[Data records]
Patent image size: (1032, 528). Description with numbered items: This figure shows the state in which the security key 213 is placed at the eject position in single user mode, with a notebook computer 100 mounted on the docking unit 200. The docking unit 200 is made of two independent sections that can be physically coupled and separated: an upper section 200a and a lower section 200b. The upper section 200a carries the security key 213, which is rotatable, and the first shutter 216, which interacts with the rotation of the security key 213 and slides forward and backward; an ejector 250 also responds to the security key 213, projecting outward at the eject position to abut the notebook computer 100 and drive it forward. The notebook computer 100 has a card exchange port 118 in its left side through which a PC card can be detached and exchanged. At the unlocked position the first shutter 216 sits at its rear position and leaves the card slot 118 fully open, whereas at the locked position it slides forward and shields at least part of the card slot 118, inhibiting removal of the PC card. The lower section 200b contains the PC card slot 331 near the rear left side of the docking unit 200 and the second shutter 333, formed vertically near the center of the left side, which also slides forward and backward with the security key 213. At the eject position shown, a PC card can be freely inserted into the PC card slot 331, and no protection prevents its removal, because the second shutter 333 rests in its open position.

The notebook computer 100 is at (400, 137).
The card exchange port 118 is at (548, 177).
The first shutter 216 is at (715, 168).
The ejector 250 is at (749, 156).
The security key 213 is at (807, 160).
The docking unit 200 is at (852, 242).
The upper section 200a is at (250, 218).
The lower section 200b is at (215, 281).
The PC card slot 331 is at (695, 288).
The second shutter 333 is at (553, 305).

• _Exercise aim_
Pull out every line of the data above that contains the string "security".

• _Correct response_
Patent image size: (1032, 528). Description with numbered items: This figure shows the state in which the security key 213 is placed at the eject position in single user mode, with a notebook computer 100 mounted on the docking unit 200. The docking unit 200 is made of two independent sections that can be physically coupled and separated: an upper section 200a and a lower section 200b. The upper section 200a carries the security key 213, which is rotatable, and the first shutter 216, which interacts with the rotation of the security key 213 and slides forward and backward; an ejector 250 also responds to the security key 213, projecting outward at the eject position to abut the notebook computer 100 and drive it forward. The notebook computer 100 has a card exchange port 118 in its left side through which a PC card can be detached and exchanged. At the unlocked position the first shutter 216 sits at its rear position and leaves the card slot 118 fully open, whereas at the locked position it slides forward and shields at least part of the card slot 118, inhibiting removal of the PC card. The lower section 200b contains the PC card slot 331 near the rear left side of the docking unit 200 and the second shutter 333, formed vertically near the center of the left side, which also slides forward and backward with the security key 213. At the eject position shown, a PC card can be freely inserted into the PC card slot 331, and no protection prevents its removal, because the second shutter 333 rests in its open position.
The security key 213 is at (807, 160).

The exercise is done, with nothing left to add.